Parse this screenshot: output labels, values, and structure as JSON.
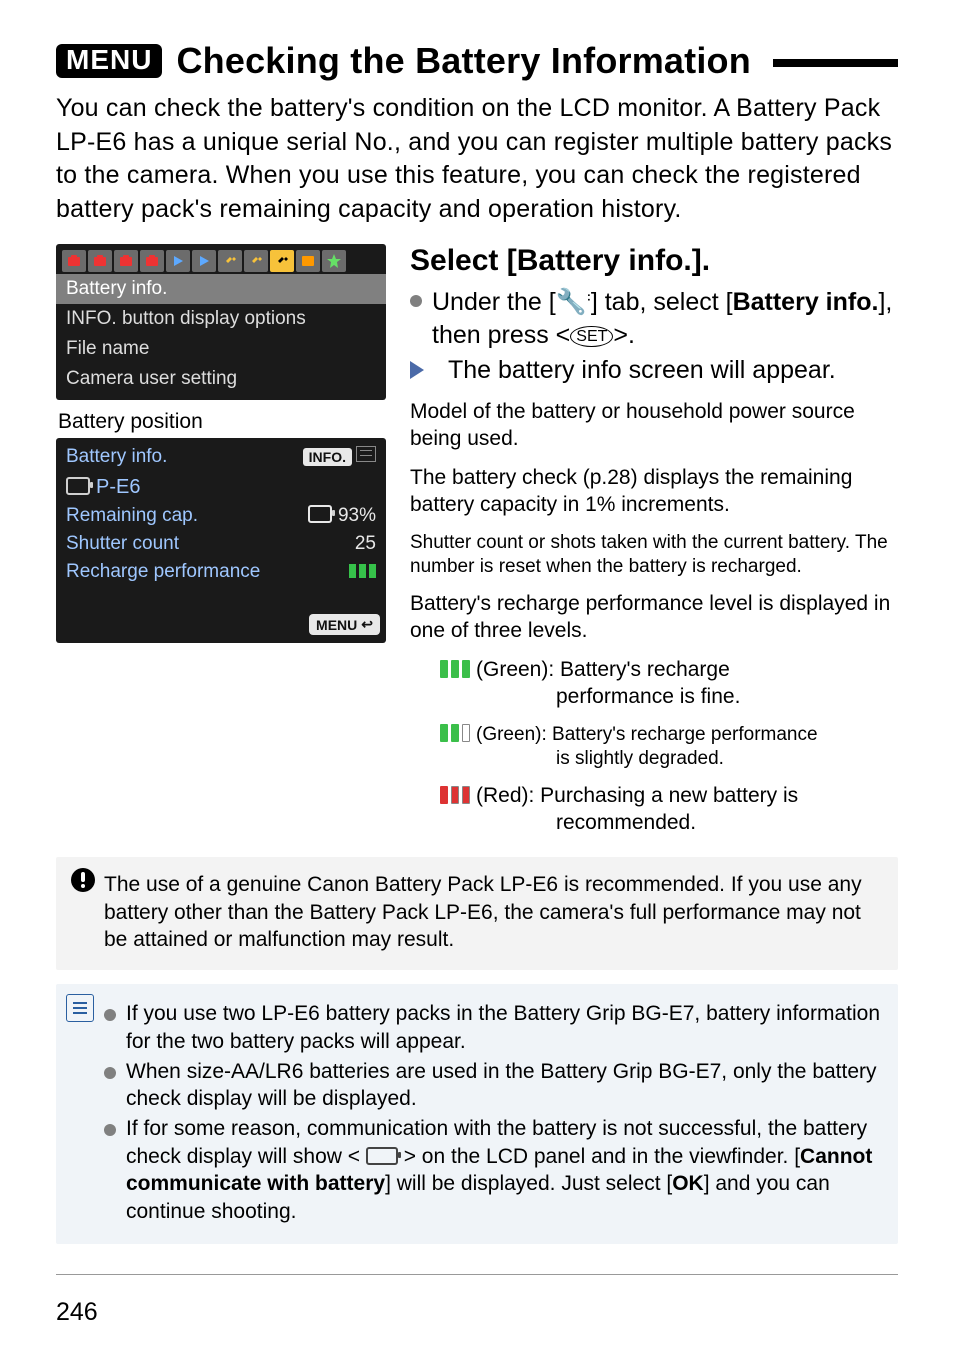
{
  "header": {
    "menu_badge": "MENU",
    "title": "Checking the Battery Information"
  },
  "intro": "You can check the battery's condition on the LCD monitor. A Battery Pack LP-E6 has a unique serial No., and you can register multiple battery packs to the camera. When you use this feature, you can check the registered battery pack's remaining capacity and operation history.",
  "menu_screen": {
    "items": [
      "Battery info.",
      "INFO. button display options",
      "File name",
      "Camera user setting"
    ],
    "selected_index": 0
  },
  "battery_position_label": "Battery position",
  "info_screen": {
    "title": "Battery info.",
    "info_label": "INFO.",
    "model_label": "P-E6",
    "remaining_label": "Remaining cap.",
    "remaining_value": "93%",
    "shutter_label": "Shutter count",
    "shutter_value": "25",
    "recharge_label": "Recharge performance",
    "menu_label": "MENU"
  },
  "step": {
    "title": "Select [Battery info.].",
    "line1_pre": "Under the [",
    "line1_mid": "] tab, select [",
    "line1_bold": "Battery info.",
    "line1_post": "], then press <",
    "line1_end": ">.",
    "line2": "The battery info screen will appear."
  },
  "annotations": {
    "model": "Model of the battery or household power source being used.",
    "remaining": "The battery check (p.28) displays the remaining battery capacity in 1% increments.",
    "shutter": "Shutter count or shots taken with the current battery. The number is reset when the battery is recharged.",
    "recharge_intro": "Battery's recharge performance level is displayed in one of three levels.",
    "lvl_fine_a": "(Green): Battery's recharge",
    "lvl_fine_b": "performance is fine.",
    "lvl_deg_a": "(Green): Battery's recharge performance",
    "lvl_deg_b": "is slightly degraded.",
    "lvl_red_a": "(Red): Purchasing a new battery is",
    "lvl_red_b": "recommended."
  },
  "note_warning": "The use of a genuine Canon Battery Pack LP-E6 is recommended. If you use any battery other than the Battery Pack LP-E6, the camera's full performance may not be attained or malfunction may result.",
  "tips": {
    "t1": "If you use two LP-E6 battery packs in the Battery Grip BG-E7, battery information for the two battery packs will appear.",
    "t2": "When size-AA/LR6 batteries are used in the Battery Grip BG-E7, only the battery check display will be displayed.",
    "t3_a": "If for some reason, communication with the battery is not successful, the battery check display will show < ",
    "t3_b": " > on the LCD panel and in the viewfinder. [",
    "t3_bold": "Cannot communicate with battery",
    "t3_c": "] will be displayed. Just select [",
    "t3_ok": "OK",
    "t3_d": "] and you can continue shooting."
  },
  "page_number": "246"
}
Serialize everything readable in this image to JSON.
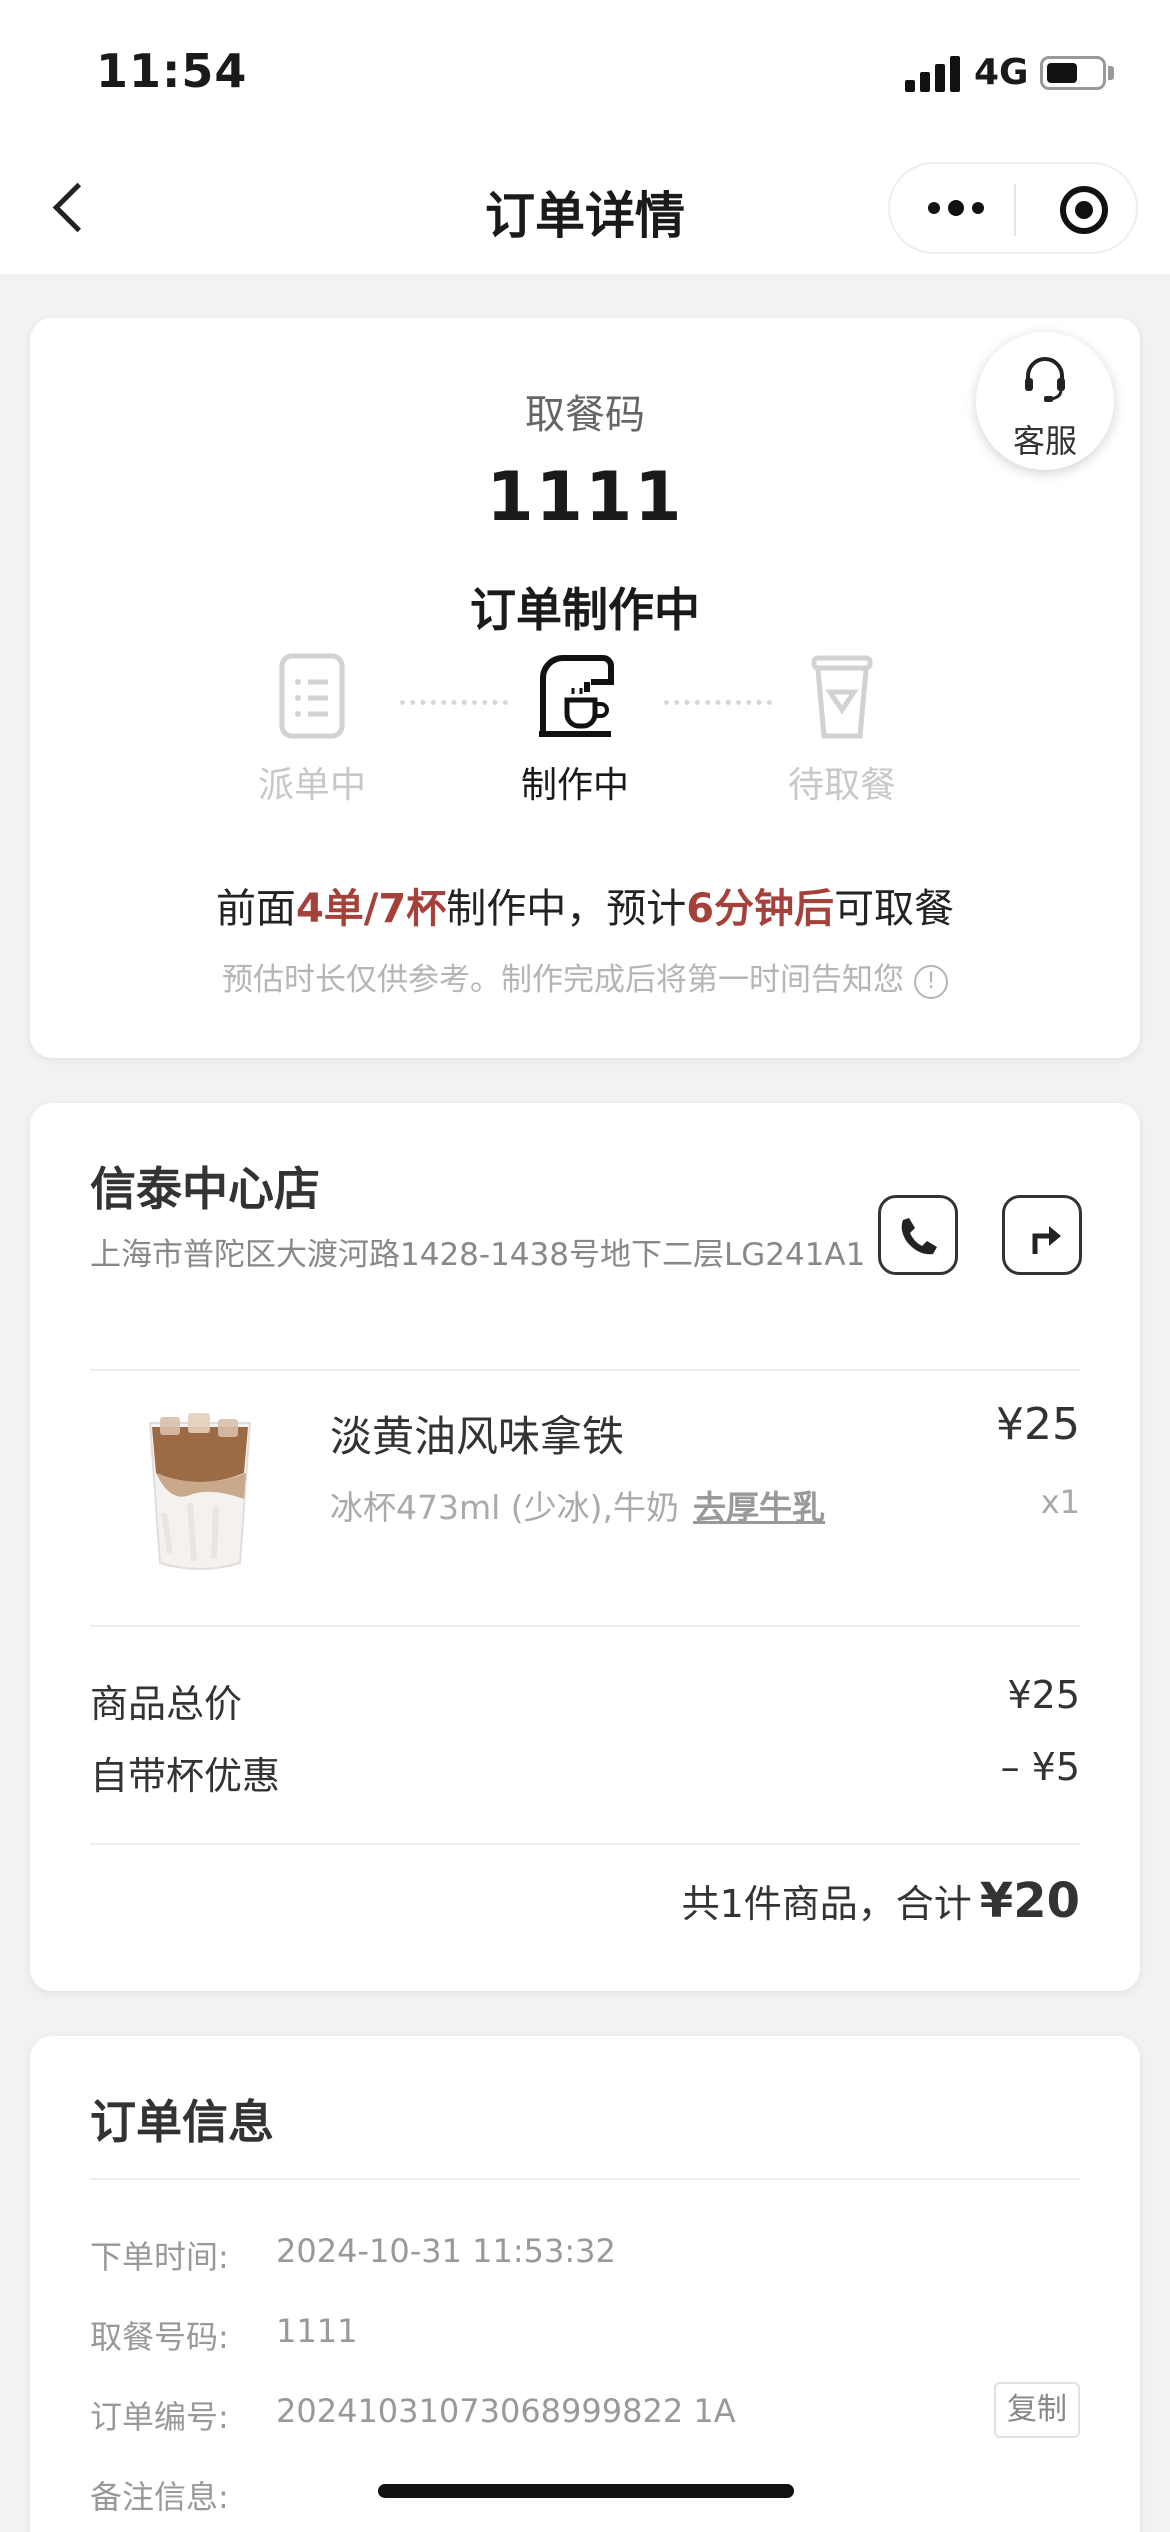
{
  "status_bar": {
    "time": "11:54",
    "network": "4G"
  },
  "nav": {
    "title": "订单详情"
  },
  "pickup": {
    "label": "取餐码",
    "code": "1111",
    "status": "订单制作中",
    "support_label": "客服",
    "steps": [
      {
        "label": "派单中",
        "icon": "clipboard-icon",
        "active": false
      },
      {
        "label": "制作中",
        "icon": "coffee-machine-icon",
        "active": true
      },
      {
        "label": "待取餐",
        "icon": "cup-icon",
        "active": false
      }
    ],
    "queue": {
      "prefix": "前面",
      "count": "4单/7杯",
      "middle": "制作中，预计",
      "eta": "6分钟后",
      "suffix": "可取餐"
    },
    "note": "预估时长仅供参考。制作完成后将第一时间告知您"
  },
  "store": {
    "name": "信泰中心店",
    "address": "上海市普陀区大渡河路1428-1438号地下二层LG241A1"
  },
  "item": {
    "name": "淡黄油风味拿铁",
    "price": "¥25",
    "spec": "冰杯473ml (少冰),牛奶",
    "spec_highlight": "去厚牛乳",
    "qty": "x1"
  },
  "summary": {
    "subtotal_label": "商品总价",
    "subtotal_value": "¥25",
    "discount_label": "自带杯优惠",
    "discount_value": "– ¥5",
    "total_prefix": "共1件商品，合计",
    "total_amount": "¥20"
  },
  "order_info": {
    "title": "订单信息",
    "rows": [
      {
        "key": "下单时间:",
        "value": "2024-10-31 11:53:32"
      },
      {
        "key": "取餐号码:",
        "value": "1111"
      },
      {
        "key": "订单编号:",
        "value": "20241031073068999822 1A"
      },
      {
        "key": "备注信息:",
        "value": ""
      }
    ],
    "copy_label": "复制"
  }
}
*-*-*
Task to carry out: Search the entries for "JSON" and copy out each line that has it.

Task result:
Parse this screenshot: output labels, values, and structure as JSON.
Serialize everything readable in this image to JSON.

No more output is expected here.